## Aim
Within the material below, find each line bearing the word "Become" and present it.

## Given information
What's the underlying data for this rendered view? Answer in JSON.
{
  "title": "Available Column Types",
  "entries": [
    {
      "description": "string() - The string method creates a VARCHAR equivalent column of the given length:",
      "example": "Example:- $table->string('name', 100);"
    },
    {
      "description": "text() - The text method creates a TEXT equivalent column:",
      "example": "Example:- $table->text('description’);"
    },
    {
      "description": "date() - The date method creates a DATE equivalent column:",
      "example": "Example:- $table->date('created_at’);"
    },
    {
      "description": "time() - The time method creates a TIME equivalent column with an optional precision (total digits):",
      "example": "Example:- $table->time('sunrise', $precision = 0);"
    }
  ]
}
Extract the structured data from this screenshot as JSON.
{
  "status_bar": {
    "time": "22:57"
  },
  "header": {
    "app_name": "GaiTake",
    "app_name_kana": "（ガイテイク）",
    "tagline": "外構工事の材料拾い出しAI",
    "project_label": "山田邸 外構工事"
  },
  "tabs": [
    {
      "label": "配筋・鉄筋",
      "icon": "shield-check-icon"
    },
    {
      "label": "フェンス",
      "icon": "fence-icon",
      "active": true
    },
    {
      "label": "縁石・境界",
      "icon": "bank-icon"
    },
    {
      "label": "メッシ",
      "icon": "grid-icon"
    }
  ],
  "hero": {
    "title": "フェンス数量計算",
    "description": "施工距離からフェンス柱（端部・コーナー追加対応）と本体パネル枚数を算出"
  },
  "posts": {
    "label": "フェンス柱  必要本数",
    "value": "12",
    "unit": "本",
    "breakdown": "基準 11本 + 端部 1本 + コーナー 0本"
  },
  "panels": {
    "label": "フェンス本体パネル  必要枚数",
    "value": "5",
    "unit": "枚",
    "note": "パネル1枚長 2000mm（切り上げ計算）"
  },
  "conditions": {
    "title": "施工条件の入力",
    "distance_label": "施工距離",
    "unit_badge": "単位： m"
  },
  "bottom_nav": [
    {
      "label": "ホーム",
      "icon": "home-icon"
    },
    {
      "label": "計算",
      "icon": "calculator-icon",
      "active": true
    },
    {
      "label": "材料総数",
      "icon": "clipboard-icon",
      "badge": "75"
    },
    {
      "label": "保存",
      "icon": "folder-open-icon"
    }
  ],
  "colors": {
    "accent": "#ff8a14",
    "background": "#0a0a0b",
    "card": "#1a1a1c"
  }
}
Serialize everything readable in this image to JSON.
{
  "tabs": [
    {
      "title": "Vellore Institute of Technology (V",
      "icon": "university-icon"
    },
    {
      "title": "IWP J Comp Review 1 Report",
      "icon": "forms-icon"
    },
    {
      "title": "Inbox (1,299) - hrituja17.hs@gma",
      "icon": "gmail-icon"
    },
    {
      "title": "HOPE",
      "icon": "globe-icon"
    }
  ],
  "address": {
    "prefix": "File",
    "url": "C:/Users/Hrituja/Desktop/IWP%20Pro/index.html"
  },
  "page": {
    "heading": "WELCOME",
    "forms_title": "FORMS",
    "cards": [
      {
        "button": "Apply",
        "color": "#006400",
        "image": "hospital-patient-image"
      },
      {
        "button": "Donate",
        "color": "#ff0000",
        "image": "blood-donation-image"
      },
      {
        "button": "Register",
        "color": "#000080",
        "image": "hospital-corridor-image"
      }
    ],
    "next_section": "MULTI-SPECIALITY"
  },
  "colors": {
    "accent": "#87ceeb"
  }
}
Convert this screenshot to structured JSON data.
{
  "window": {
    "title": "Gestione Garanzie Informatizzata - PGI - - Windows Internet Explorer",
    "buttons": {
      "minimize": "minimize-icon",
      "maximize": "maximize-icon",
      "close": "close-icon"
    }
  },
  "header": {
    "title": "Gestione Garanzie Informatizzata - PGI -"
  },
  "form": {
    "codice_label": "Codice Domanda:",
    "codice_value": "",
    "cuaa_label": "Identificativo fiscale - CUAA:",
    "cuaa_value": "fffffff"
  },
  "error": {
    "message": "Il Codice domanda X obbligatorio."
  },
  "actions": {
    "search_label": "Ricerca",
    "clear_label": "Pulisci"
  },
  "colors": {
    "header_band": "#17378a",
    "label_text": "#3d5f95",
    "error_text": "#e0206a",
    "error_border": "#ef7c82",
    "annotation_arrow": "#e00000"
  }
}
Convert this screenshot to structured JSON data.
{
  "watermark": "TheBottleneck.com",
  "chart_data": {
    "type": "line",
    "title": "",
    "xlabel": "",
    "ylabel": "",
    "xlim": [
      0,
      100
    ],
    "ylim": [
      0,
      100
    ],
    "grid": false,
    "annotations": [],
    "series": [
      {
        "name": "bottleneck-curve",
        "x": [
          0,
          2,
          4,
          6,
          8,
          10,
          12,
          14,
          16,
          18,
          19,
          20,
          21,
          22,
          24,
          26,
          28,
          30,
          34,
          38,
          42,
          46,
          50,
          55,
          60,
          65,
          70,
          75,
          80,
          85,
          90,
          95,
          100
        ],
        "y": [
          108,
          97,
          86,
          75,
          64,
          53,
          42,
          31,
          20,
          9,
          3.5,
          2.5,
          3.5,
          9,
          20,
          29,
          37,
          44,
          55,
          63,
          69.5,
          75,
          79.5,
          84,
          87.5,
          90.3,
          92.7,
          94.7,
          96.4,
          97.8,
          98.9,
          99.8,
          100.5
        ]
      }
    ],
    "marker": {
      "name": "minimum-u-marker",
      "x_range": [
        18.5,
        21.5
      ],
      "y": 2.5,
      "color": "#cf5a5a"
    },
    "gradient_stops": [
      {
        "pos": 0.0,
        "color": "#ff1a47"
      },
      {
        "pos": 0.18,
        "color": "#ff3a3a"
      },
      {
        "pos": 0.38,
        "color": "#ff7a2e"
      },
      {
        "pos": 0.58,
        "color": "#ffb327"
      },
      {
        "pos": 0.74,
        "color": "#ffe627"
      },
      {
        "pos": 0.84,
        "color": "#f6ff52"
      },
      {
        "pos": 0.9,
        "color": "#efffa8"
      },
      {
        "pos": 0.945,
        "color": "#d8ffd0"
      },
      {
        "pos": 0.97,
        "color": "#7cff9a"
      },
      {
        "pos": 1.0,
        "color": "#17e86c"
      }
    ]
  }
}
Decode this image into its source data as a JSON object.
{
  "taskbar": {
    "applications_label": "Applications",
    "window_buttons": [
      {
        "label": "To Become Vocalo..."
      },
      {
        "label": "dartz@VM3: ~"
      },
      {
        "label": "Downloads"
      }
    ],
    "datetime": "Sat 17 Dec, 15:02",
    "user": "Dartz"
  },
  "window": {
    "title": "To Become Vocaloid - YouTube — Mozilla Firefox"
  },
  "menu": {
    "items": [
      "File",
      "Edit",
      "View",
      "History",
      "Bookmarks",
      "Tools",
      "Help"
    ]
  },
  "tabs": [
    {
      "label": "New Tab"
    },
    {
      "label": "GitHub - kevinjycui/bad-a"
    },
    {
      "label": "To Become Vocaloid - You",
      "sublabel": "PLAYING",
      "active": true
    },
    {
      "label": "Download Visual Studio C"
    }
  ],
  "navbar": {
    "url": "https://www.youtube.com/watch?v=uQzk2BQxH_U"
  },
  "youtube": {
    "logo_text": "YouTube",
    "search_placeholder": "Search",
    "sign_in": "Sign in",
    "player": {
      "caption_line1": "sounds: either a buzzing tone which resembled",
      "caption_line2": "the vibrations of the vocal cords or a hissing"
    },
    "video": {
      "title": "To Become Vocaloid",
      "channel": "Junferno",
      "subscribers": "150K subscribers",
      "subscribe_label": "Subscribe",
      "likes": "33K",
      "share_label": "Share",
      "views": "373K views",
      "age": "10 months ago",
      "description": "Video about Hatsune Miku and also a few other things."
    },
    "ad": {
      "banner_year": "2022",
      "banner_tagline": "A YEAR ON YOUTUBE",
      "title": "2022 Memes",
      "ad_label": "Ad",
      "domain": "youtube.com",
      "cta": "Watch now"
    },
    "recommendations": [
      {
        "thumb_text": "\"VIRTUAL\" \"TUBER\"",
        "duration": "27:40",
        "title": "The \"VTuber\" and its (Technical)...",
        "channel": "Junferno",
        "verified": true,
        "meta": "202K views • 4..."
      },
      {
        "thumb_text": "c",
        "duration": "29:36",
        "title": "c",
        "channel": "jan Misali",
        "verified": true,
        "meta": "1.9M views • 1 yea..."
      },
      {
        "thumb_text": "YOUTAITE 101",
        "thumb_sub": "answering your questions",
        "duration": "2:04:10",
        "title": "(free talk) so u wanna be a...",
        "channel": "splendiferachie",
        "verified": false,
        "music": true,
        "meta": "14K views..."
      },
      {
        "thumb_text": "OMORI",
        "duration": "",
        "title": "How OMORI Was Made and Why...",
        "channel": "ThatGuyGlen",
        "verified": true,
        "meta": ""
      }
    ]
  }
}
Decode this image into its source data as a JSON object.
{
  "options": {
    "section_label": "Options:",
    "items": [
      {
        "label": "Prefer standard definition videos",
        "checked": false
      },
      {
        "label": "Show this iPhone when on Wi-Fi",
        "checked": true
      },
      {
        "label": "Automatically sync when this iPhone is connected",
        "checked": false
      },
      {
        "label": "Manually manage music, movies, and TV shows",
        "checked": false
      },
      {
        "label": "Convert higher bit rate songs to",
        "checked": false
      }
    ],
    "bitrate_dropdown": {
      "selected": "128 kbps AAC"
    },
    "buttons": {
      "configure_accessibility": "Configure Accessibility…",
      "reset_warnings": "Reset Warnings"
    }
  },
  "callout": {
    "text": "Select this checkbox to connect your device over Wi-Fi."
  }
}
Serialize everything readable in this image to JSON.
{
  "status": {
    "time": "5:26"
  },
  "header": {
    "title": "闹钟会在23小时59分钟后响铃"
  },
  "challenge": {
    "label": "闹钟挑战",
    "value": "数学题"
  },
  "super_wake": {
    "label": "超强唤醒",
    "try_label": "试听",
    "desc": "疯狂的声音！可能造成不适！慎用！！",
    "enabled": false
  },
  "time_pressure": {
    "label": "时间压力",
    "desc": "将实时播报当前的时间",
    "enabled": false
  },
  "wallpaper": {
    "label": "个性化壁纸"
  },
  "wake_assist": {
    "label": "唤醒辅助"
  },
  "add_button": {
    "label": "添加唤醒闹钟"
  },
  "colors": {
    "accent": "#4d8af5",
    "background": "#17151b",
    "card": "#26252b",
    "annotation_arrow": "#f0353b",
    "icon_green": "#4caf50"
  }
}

## Finished answer
        "label": "To Become Vocalo..."
    "title": "To Become Vocaloid - YouTube — Mozilla Firefox"
      "label": "To Become Vocaloid - You",
      "title": "To Become Vocaloid",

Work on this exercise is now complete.